*WHAT YOU HAVE TO DO*. Output an exact reproduction of the data.
BEGIN PROVIDED DATA
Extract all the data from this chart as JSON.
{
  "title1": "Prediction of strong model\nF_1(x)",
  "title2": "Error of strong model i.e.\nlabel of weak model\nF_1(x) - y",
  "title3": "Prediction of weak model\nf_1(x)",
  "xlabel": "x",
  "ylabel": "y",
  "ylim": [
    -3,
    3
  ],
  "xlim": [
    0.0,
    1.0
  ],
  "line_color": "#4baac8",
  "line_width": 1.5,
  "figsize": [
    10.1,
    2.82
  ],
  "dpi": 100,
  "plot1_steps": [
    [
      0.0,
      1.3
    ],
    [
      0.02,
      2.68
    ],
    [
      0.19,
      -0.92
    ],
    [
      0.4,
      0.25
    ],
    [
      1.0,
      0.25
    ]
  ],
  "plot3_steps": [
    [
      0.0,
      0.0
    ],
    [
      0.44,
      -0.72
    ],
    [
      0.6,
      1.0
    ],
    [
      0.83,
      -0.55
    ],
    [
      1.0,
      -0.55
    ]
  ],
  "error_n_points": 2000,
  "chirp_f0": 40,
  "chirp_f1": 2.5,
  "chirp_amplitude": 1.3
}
END PROVIDED DATA
*EXERCISE RESULT*.
Extract all the data from this chart as JSON.
{
  "title1": "Prediction of strong model\nF_1(x)",
  "title2": "Error of strong model i.e.\nlabel of weak model\nF_1(x) - y",
  "title3": "Prediction of weak model\nf_1(x)",
  "xlabel": "x",
  "ylabel": "y",
  "ylim": [
    -3,
    3
  ],
  "xlim": [
    0.0,
    1.0
  ],
  "line_color": "#4baac8",
  "line_width": 1.5,
  "figsize": [
    10.1,
    2.82
  ],
  "dpi": 100,
  "plot1_steps": [
    [
      0.0,
      1.3
    ],
    [
      0.02,
      2.68
    ],
    [
      0.19,
      -0.92
    ],
    [
      0.4,
      0.25
    ],
    [
      1.0,
      0.25
    ]
  ],
  "plot3_steps": [
    [
      0.0,
      0.0
    ],
    [
      0.44,
      -0.72
    ],
    [
      0.6,
      1.0
    ],
    [
      0.83,
      -0.55
    ],
    [
      1.0,
      -0.55
    ]
  ],
  "error_n_points": 2000,
  "chirp_f0": 40,
  "chirp_f1": 2.5,
  "chirp_amplitude": 1.3
}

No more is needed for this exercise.